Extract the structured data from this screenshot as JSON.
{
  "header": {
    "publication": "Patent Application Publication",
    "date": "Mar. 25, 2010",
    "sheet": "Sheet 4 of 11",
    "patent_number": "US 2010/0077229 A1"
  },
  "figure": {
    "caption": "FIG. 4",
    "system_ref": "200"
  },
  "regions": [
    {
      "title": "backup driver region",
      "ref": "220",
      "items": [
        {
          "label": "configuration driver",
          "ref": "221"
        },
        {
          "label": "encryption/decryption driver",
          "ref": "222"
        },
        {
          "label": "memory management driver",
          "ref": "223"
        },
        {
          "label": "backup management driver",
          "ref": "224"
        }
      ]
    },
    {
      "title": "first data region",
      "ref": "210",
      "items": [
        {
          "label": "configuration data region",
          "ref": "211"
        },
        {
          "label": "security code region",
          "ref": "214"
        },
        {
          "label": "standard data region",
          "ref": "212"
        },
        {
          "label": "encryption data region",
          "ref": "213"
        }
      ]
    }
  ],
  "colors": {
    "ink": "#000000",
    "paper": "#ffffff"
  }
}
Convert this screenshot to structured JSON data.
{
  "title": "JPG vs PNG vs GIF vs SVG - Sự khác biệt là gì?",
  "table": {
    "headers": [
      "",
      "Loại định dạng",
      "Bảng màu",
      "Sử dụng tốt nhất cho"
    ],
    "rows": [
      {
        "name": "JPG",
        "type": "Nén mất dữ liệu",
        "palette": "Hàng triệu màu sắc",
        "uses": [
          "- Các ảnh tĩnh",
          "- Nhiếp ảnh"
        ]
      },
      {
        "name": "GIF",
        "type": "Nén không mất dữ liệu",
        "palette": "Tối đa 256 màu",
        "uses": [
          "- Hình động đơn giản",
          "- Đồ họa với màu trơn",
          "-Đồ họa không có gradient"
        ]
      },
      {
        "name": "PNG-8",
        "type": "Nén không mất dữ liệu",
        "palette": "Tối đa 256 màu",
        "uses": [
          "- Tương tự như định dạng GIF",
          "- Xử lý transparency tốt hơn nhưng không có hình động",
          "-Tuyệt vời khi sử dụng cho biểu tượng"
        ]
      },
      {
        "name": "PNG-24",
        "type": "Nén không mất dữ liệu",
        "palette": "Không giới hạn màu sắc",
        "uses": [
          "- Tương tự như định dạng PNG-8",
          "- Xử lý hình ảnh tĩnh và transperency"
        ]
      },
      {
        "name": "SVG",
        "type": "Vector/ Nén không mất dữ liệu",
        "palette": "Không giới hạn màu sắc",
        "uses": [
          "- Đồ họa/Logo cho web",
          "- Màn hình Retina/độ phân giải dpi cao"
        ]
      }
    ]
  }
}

▬▬▬

EXERCISE = Copy the material above, line for line.

RESPONSE TO THIS EXERCISE =
Extract the structured data from this screenshot as JSON.
{
  "header": {
    "publication": "Patent Application Publication",
    "date": "Mar. 25, 2010",
    "sheet": "Sheet 4 of 11",
    "patent_number": "US 2010/0077229 A1"
  },
  "figure": {
    "caption": "FIG. 4",
    "system_ref": "200"
  },
  "regions": [
    {
      "title": "backup driver region",
      "ref": "220",
      "items": [
        {
          "label": "configuration driver",
          "ref": "221"
        },
        {
          "label": "encryption/decryption driver",
          "ref": "222"
        },
        {
          "label": "memory management driver",
          "ref": "223"
        },
        {
          "label": "backup management driver",
          "ref": "224"
        }
      ]
    },
    {
      "title": "first data region",
      "ref": "210",
      "items": [
        {
          "label": "configuration data region",
          "ref": "211"
        },
        {
          "label": "security code region",
          "ref": "214"
        },
        {
          "label": "standard data region",
          "ref": "212"
        },
        {
          "label": "encryption data region",
          "ref": "213"
        }
      ]
    }
  ],
  "colors": {
    "ink": "#000000",
    "paper": "#ffffff"
  }
}
Convert this screenshot to structured JSON data.
{
  "title": "JPG vs PNG vs GIF vs SVG - Sự khác biệt là gì?",
  "table": {
    "headers": [
      "",
      "Loại định dạng",
      "Bảng màu",
      "Sử dụng tốt nhất cho"
    ],
    "rows": [
      {
        "name": "JPG",
        "type": "Nén mất dữ liệu",
        "palette": "Hàng triệu màu sắc",
        "uses": [
          "- Các ảnh tĩnh",
          "- Nhiếp ảnh"
        ]
      },
      {
        "name": "GIF",
        "type": "Nén không mất dữ liệu",
        "palette": "Tối đa 256 màu",
        "uses": [
          "- Hình động đơn giản",
          "- Đồ họa với màu trơn",
          "-Đồ họa không có gradient"
        ]
      },
      {
        "name": "PNG-8",
        "type": "Nén không mất dữ liệu",
        "palette": "Tối đa 256 màu",
        "uses": [
          "- Tương tự như định dạng GIF",
          "- Xử lý transparency tốt hơn nhưng không có hình động",
          "-Tuyệt vời khi sử dụng cho biểu tượng"
        ]
      },
      {
        "name": "PNG-24",
        "type": "Nén không mất dữ liệu",
        "palette": "Không giới hạn màu sắc",
        "uses": [
          "- Tương tự như định dạng PNG-8",
          "- Xử lý hình ảnh tĩnh và transperency"
        ]
      },
      {
        "name": "SVG",
        "type": "Vector/ Nén không mất dữ liệu",
        "palette": "Không giới hạn màu sắc",
        "uses": [
          "- Đồ họa/Logo cho web",
          "- Màn hình Retina/độ phân giải dpi cao"
        ]
      }
    ]
  }
}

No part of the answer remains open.